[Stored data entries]

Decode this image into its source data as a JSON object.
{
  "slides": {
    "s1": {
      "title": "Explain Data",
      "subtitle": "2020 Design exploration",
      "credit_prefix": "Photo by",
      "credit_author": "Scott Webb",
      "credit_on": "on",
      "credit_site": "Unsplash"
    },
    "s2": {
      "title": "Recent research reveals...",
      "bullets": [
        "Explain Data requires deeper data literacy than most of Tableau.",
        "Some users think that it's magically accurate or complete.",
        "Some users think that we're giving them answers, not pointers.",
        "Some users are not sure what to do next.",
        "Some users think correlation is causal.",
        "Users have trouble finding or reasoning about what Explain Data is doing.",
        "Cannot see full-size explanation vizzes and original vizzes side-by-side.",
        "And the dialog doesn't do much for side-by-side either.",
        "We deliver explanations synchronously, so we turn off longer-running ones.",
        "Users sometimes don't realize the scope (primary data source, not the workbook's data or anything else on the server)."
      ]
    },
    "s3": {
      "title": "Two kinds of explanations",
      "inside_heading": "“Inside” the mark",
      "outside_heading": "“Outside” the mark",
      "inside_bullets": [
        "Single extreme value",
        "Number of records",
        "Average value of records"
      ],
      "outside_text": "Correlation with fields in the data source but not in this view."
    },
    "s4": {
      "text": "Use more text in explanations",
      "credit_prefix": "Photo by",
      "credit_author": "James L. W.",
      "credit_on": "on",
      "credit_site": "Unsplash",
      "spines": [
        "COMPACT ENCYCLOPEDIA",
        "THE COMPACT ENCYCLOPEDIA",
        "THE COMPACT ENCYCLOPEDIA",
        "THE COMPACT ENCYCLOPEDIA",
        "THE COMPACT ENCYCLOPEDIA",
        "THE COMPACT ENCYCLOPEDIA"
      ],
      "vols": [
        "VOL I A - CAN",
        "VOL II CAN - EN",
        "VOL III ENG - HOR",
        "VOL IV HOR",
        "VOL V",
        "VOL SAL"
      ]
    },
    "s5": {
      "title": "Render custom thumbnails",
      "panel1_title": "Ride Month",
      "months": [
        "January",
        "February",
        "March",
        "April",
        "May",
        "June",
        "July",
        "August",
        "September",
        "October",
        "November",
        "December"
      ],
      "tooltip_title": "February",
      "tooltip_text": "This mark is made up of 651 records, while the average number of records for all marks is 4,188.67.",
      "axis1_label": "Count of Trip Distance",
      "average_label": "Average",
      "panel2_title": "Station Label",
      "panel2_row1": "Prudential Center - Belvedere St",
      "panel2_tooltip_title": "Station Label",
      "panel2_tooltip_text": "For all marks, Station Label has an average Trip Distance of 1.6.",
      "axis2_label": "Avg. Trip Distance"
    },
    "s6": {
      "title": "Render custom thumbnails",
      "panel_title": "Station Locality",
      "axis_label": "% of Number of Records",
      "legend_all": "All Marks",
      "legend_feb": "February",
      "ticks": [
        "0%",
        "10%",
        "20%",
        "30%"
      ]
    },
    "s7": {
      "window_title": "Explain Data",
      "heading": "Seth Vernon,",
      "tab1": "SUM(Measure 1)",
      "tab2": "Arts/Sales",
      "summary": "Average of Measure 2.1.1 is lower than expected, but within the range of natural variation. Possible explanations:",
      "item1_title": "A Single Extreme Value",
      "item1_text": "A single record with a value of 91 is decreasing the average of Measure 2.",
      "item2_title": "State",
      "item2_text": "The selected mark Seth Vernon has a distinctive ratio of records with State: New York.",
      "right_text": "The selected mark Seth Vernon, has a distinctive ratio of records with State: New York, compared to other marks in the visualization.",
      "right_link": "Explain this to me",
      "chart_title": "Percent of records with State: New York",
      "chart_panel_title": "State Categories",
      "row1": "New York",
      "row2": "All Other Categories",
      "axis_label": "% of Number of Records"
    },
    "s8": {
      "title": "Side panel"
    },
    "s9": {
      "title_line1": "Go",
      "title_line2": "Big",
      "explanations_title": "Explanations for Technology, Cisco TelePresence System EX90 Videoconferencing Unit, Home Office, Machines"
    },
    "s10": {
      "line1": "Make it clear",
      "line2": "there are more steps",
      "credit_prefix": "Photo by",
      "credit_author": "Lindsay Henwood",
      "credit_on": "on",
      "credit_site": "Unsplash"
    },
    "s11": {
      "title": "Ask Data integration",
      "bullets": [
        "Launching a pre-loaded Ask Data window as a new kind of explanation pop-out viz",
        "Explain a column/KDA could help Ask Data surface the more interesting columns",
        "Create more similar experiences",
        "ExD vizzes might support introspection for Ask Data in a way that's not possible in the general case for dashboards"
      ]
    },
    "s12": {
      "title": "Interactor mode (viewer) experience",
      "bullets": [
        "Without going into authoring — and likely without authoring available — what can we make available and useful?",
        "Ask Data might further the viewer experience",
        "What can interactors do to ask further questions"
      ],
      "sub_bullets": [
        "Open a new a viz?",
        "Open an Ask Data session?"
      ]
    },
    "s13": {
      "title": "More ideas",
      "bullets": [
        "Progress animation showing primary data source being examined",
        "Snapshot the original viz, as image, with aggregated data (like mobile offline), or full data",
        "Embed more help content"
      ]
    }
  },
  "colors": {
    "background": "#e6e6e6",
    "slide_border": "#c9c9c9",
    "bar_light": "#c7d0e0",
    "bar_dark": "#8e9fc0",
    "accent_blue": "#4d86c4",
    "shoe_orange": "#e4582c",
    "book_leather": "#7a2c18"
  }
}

**PROMPT**:
Your task is to output the full set of records exactly as presented.

**EXERCISE OUTPUT**:
Decode this image into its source data as a JSON object.
{
  "slides": {
    "s1": {
      "title": "Explain Data",
      "subtitle": "2020 Design exploration",
      "credit_prefix": "Photo by",
      "credit_author": "Scott Webb",
      "credit_on": "on",
      "credit_site": "Unsplash"
    },
    "s2": {
      "title": "Recent research reveals...",
      "bullets": [
        "Explain Data requires deeper data literacy than most of Tableau.",
        "Some users think that it's magically accurate or complete.",
        "Some users think that we're giving them answers, not pointers.",
        "Some users are not sure what to do next.",
        "Some users think correlation is causal.",
        "Users have trouble finding or reasoning about what Explain Data is doing.",
        "Cannot see full-size explanation vizzes and original vizzes side-by-side.",
        "And the dialog doesn't do much for side-by-side either.",
        "We deliver explanations synchronously, so we turn off longer-running ones.",
        "Users sometimes don't realize the scope (primary data source, not the workbook's data or anything else on the server)."
      ]
    },
    "s3": {
      "title": "Two kinds of explanations",
      "inside_heading": "“Inside” the mark",
      "outside_heading": "“Outside” the mark",
      "inside_bullets": [
        "Single extreme value",
        "Number of records",
        "Average value of records"
      ],
      "outside_text": "Correlation with fields in the data source but not in this view."
    },
    "s4": {
      "text": "Use more text in explanations",
      "credit_prefix": "Photo by",
      "credit_author": "James L. W.",
      "credit_on": "on",
      "credit_site": "Unsplash",
      "spines": [
        "COMPACT ENCYCLOPEDIA",
        "THE COMPACT ENCYCLOPEDIA",
        "THE COMPACT ENCYCLOPEDIA",
        "THE COMPACT ENCYCLOPEDIA",
        "THE COMPACT ENCYCLOPEDIA",
        "THE COMPACT ENCYCLOPEDIA"
      ],
      "vols": [
        "VOL I A - CAN",
        "VOL II CAN - EN",
        "VOL III ENG - HOR",
        "VOL IV HOR",
        "VOL V",
        "VOL SAL"
      ]
    },
    "s5": {
      "title": "Render custom thumbnails",
      "panel1_title": "Ride Month",
      "months": [
        "January",
        "February",
        "March",
        "April",
        "May",
        "June",
        "July",
        "August",
        "September",
        "October",
        "November",
        "December"
      ],
      "tooltip_title": "February",
      "tooltip_text": "This mark is made up of 651 records, while the average number of records for all marks is 4,188.67.",
      "axis1_label": "Count of Trip Distance",
      "average_label": "Average",
      "panel2_title": "Station Label",
      "panel2_row1": "Prudential Center - Belvedere St",
      "panel2_tooltip_title": "Station Label",
      "panel2_tooltip_text": "For all marks, Station Label has an average Trip Distance of 1.6.",
      "axis2_label": "Avg. Trip Distance"
    },
    "s6": {
      "title": "Render custom thumbnails",
      "panel_title": "Station Locality",
      "axis_label": "% of Number of Records",
      "legend_all": "All Marks",
      "legend_feb": "February",
      "ticks": [
        "0%",
        "10%",
        "20%",
        "30%"
      ]
    },
    "s7": {
      "window_title": "Explain Data",
      "heading": "Seth Vernon,",
      "tab1": "SUM(Measure 1)",
      "tab2": "Arts/Sales",
      "summary": "Average of Measure 2.1.1 is lower than expected, but within the range of natural variation. Possible explanations:",
      "item1_title": "A Single Extreme Value",
      "item1_text": "A single record with a value of 91 is decreasing the average of Measure 2.",
      "item2_title": "State",
      "item2_text": "The selected mark Seth Vernon has a distinctive ratio of records with State: New York.",
      "right_text": "The selected mark Seth Vernon, has a distinctive ratio of records with State: New York, compared to other marks in the visualization.",
      "right_link": "Explain this to me",
      "chart_title": "Percent of records with State: New York",
      "chart_panel_title": "State Categories",
      "row1": "New York",
      "row2": "All Other Categories",
      "axis_label": "% of Number of Records"
    },
    "s8": {
      "title": "Side panel"
    },
    "s9": {
      "title_line1": "Go",
      "title_line2": "Big",
      "explanations_title": "Explanations for Technology, Cisco TelePresence System EX90 Videoconferencing Unit, Home Office, Machines"
    },
    "s10": {
      "line1": "Make it clear",
      "line2": "there are more steps",
      "credit_prefix": "Photo by",
      "credit_author": "Lindsay Henwood",
      "credit_on": "on",
      "credit_site": "Unsplash"
    },
    "s11": {
      "title": "Ask Data integration",
      "bullets": [
        "Launching a pre-loaded Ask Data window as a new kind of explanation pop-out viz",
        "Explain a column/KDA could help Ask Data surface the more interesting columns",
        "Create more similar experiences",
        "ExD vizzes might support introspection for Ask Data in a way that's not possible in the general case for dashboards"
      ]
    },
    "s12": {
      "title": "Interactor mode (viewer) experience",
      "bullets": [
        "Without going into authoring — and likely without authoring available — what can we make available and useful?",
        "Ask Data might further the viewer experience",
        "What can interactors do to ask further questions"
      ],
      "sub_bullets": [
        "Open a new a viz?",
        "Open an Ask Data session?"
      ]
    },
    "s13": {
      "title": "More ideas",
      "bullets": [
        "Progress animation showing primary data source being examined",
        "Snapshot the original viz, as image, with aggregated data (like mobile offline), or full data",
        "Embed more help content"
      ]
    }
  },
  "colors": {
    "background": "#e6e6e6",
    "slide_border": "#c9c9c9",
    "bar_light": "#c7d0e0",
    "bar_dark": "#8e9fc0",
    "accent_blue": "#4d86c4",
    "shoe_orange": "#e4582c",
    "book_leather": "#7a2c18"
  }
}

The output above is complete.